** Start **

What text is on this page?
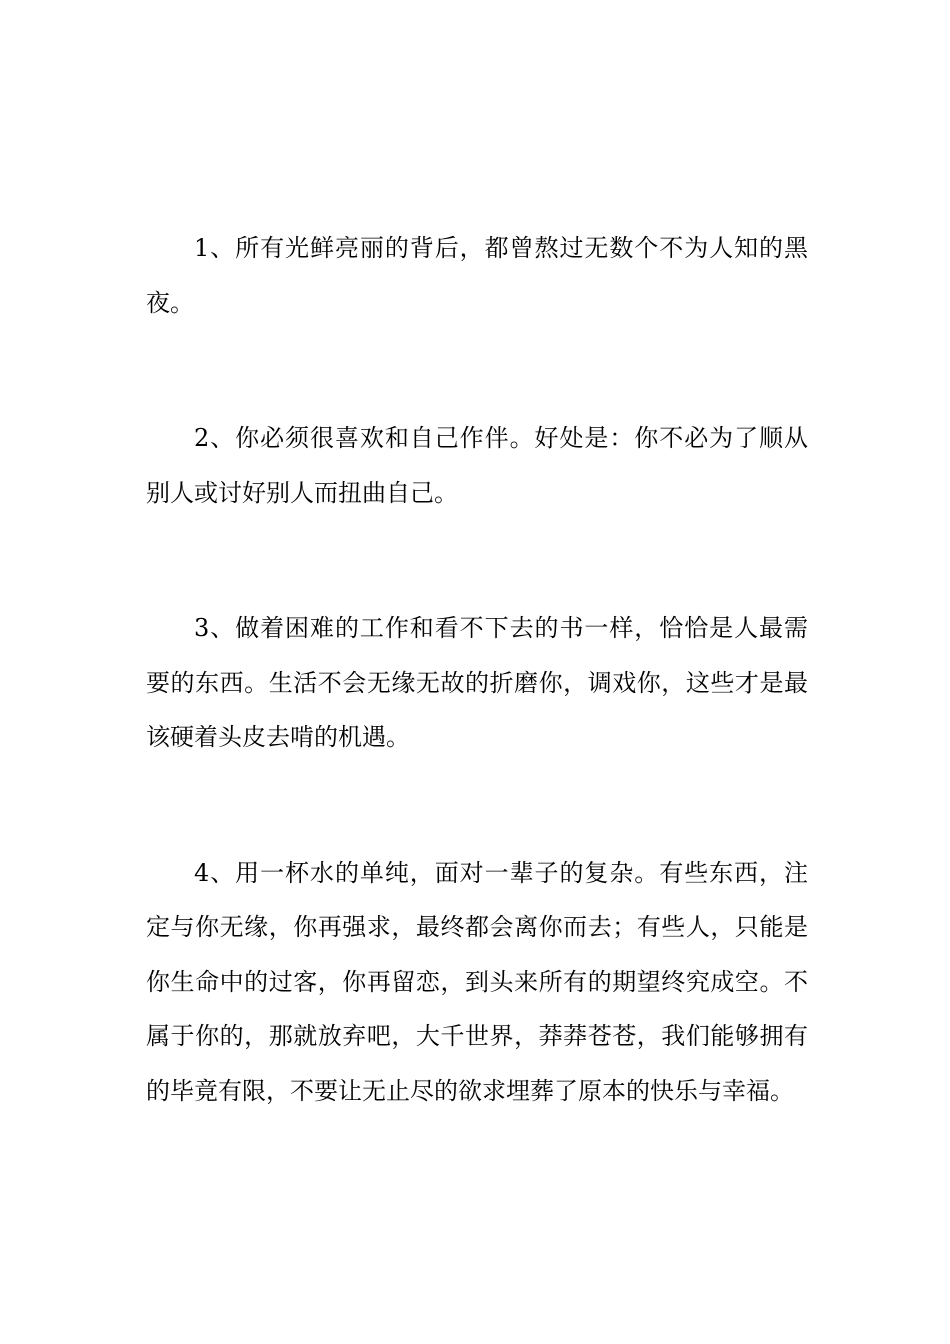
1、所有光鲜亮丽的背后，都曾熬过无数个不为人知的黑夜。

2、你必须很喜欢和自己作伴。好处是：你不必为了顺从别人或讨好别人而扭曲自己。

3、做着困难的工作和看不下去的书一样，恰恰是人最需要的东西。生活不会无缘无故的折磨你，调戏你，这些才是最该硬着头皮去啃的机遇。

4、用一杯水的单纯，面对一辈子的复杂。有些东西，注定与你无缘，你再强求，最终都会离你而去；有些人，只能是你生命中的过客，你再留恋，到头来所有的期望终究成空。不属于你的，那就放弃吧，大千世界，莽莽苍苍，我们能够拥有的毕竟有限，不要让无止尽的欲求埋葬了原本的快乐与幸福。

** End **

What this task involves :: Without including the pictures, reproduce all entries exactly.

Written answer ::
What text is on this page?
1、所有光鲜亮丽的背后，都曾熬过无数个不为人知的黑夜。

2、你必须很喜欢和自己作伴。好处是：你不必为了顺从别人或讨好别人而扭曲自己。

3、做着困难的工作和看不下去的书一样，恰恰是人最需要的东西。生活不会无缘无故的折磨你，调戏你，这些才是最该硬着头皮去啃的机遇。

4、用一杯水的单纯，面对一辈子的复杂。有些东西，注定与你无缘，你再强求，最终都会离你而去；有些人，只能是你生命中的过客，你再留恋，到头来所有的期望终究成空。不属于你的，那就放弃吧，大千世界，莽莽苍苍，我们能够拥有的毕竟有限，不要让无止尽的欲求埋葬了原本的快乐与幸福。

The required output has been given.